● Exercise tasks:
• A. In the essay about beading jewelry, who burned the Cat Stevens CD that the writer listened to?
• B. Write a continuation of the essay about beading jewelry, picking up right after its final sentence.

● Source passage:
################

Monday, June 23, 2014

Oh, I'm on my way, I know I am.

Ten years ago this summer, I spent a lot of time alone in a sticky home office. The window A/C unit that had been passed around the family since I was in college whirred away, and I made beaded jewelry.

I had this idea that in addition to being a freelance writer, I'd also be a jewelry artist, selling my wares at art shows. Between the fledgling writing and barely there jewelry careers, I was flat broke. This was before I realized that I like wearing jewelry a lot more than I like making it, and that 1 self-employed trade was plenty.

But I would sit in my uncomfortable, second-hand metal desk chair, night after night, beading bracelets and listening to Cat Stevens. I was still young; that was my fault.

I was alone because my live-in boyfriend was gone all the time. He traveled for work. And when he was in town, he managed to be out of the house. At the gym. With friends. With a particular female friend. Not with me. Not interested in me. I was just starting to admit that perhaps this wasn't going to work out.

I would listen to the Cat Stevens CD that my brother had burned for me illegally off a library album. He'd told me about his Cat Stevens epiphany, about how the music had shifted his outlook. I took the CD, skeptical. But I'd listen to the album, and I'd be overcome with what felt like a giant bubble in my chest. It was overwhelming, like I was about to explode. But I wasn't the exploding kind. I was the nice, make-it-work kind.

################

● Data entries:
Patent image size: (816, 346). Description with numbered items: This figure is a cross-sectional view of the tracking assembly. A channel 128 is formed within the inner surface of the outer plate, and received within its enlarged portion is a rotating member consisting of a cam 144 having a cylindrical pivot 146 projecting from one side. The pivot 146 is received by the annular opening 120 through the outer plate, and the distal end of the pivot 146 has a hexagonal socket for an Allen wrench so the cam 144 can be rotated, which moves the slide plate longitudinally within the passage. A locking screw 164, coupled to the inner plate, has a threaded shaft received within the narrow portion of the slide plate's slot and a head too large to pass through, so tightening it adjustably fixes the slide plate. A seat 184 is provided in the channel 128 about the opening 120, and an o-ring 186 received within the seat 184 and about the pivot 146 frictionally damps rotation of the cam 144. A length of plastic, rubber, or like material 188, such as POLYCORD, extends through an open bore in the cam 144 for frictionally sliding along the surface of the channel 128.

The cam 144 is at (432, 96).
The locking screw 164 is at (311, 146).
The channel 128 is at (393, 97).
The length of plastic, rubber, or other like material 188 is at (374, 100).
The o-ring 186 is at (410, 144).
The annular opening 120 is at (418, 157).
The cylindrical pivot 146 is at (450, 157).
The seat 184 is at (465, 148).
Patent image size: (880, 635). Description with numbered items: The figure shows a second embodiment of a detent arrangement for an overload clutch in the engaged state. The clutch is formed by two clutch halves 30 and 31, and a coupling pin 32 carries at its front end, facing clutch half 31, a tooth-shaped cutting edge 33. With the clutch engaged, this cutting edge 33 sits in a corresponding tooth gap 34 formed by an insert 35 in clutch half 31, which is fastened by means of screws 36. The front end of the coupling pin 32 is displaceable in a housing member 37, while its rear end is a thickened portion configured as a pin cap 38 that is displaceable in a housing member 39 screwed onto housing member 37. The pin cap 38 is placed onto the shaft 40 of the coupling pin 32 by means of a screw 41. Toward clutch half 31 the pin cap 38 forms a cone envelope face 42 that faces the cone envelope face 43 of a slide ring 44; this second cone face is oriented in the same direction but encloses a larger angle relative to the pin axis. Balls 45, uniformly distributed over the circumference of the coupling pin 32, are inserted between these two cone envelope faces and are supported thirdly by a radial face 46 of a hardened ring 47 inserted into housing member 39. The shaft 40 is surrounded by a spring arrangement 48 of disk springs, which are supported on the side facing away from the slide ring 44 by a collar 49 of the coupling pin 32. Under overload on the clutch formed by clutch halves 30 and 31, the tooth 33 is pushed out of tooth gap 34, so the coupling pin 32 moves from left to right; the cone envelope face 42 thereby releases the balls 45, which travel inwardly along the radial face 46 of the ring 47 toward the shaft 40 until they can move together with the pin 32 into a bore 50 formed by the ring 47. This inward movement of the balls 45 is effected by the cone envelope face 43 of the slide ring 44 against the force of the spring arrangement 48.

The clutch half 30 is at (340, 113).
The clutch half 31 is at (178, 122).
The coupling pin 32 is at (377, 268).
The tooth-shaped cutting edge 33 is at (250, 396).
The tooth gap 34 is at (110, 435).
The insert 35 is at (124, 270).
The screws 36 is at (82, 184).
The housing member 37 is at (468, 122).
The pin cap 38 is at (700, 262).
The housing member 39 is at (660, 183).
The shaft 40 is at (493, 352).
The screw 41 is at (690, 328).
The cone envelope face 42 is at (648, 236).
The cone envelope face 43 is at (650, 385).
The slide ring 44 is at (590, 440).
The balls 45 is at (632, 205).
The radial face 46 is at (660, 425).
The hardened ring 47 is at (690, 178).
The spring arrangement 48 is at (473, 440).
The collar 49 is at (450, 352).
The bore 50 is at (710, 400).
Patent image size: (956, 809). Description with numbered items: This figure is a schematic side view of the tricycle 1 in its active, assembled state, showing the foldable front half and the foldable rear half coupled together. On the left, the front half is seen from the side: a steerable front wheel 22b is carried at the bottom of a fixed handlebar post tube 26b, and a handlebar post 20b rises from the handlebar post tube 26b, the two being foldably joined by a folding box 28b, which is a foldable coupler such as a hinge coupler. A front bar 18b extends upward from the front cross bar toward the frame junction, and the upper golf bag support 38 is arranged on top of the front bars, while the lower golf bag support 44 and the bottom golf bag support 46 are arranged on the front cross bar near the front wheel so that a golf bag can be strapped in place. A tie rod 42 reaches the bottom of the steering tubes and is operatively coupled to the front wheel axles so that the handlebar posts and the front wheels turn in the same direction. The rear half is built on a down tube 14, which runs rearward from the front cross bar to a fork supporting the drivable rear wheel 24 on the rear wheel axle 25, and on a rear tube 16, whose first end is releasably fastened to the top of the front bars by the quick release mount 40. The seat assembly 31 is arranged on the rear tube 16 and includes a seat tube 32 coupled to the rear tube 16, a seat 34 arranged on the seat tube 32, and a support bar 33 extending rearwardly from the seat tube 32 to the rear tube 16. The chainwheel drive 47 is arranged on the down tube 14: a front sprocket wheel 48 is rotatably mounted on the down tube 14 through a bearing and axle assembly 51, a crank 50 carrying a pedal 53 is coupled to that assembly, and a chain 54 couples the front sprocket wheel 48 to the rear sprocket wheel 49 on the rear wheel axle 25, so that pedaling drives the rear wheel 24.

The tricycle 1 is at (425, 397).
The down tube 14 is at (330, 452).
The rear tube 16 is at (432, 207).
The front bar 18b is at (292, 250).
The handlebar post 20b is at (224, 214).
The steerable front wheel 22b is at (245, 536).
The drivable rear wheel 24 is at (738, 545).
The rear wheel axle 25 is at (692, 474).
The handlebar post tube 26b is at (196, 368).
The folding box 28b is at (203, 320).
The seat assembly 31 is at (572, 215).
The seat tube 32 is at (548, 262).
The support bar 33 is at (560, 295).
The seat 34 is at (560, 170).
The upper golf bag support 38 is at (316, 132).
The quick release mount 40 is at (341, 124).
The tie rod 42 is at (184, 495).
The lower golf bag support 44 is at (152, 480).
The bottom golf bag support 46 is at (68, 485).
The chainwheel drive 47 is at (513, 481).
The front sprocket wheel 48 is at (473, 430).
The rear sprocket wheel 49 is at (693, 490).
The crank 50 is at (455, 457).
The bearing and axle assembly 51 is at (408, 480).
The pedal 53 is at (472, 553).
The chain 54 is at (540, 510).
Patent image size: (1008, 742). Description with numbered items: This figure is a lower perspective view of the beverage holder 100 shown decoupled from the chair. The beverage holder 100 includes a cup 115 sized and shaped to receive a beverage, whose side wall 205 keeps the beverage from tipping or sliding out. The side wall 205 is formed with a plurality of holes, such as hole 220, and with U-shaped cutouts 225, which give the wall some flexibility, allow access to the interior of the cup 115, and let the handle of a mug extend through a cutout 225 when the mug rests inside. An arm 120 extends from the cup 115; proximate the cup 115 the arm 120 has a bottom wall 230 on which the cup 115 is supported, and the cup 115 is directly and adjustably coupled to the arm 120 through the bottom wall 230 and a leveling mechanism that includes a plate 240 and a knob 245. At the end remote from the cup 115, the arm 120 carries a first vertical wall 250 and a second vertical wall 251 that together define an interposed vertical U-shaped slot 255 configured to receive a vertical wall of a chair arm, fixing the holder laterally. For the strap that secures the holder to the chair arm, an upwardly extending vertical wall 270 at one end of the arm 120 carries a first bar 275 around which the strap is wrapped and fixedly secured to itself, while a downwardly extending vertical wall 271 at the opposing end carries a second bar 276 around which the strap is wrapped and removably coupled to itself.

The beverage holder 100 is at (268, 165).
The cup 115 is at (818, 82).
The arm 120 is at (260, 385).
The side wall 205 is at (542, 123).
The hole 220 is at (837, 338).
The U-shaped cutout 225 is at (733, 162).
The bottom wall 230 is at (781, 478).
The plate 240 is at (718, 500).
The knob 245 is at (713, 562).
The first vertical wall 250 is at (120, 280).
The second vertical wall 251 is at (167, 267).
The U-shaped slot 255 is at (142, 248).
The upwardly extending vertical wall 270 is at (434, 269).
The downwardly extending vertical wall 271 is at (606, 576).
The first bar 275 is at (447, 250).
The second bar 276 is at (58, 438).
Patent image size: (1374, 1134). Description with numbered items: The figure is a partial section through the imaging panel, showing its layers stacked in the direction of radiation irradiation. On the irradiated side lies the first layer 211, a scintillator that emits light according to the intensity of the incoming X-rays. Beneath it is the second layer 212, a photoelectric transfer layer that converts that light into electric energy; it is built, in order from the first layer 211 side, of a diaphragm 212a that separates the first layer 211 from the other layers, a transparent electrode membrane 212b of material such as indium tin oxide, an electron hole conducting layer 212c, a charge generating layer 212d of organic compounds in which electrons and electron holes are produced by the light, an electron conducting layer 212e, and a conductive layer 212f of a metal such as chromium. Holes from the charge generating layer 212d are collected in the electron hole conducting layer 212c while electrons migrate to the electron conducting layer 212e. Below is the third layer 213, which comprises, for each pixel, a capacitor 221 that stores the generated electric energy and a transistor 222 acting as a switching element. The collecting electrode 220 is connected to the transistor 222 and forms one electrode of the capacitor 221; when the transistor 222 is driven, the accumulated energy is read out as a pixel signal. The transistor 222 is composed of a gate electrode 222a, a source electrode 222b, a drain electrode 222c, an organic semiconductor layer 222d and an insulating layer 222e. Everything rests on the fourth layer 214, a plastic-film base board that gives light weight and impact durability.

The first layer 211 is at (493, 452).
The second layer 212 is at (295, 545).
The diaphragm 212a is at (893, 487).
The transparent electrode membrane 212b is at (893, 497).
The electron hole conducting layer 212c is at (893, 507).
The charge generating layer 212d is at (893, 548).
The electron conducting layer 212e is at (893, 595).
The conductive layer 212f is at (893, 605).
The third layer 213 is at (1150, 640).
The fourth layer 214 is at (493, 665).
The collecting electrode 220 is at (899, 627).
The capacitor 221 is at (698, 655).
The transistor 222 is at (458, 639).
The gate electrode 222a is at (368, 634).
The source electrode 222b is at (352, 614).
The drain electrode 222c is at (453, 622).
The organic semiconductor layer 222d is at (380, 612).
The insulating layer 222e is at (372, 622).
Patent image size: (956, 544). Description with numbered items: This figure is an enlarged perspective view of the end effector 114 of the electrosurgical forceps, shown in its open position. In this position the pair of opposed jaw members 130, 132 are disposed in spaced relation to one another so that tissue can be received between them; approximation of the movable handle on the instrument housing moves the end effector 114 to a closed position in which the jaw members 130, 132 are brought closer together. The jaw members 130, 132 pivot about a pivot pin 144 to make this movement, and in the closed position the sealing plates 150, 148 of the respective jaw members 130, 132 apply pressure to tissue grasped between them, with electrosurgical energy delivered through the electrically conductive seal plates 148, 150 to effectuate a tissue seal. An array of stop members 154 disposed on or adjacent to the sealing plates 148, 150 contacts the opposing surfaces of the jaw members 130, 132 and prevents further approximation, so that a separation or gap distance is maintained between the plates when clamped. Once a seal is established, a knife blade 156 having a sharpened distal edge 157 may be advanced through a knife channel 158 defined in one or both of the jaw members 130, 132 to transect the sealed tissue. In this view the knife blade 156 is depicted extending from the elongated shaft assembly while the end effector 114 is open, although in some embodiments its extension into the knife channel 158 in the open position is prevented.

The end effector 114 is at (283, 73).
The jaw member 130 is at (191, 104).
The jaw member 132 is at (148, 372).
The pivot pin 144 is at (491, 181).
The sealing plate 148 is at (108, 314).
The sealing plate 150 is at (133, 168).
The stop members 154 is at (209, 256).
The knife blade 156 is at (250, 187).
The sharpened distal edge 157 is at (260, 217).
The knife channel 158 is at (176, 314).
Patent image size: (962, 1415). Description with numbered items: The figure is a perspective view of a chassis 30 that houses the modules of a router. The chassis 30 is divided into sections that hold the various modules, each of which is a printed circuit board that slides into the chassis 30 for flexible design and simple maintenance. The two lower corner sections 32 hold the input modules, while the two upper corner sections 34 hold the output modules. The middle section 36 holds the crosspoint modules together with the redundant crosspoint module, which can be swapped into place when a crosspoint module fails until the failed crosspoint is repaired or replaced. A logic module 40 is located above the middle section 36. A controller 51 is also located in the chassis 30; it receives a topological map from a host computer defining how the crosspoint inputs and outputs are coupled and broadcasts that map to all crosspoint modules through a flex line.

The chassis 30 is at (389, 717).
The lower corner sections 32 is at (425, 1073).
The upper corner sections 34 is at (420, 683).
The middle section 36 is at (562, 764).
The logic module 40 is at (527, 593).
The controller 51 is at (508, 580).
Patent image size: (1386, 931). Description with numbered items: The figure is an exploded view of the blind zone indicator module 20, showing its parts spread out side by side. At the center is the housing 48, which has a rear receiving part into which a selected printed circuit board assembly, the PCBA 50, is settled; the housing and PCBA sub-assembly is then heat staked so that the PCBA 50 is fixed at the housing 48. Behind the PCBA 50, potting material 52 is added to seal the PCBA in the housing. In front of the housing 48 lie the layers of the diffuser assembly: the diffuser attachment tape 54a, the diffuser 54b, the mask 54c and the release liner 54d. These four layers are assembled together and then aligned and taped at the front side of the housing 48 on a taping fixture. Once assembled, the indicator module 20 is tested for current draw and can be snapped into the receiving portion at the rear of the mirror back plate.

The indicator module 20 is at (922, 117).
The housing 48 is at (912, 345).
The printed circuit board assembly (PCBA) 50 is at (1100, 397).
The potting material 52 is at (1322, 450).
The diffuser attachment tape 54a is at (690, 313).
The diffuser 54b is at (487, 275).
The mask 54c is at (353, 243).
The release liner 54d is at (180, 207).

################

● Answers for the exercise:
• A. The writer's brother burned it, illegally, from a library album.

• B.
I would sit, and I'd bead, and sometimes I'd bead with tears running down my face. I didn't know why. I began to sense that I was on the cusp of something big. I didn't know what it was, or I didn't want to face it yet. But it was a huge change. I was lonely. And I was scared. And I had no idea how to even begin to put any of it into words.

So, I made some truly heinous bracelets, and a few that were OK. My friends bought my jewelry because they are good, kind people. Perhaps they knew that they were investing in my future, providing seed money for my escape. I didn't realize it.

I would sweat and string beads and cry. I thought I was at the end of the world.

Turns out I was only on the edge of the world I had known.

Things got worse before they got better. But they did get better.

This weekend, I gorged myself on free HBO. Seeing Cat Stevens inducted into the Rock and Roll Hall of Fame made me think of that sticky summer, and that now-battered CD. Yusuf, I'm sorry my brother pirated your music, but I like to think that you understand. I also like to think that you know how appreciative I am of your gift of music. Thank you.

What music defines a period in your life?

10 comments:

Key said...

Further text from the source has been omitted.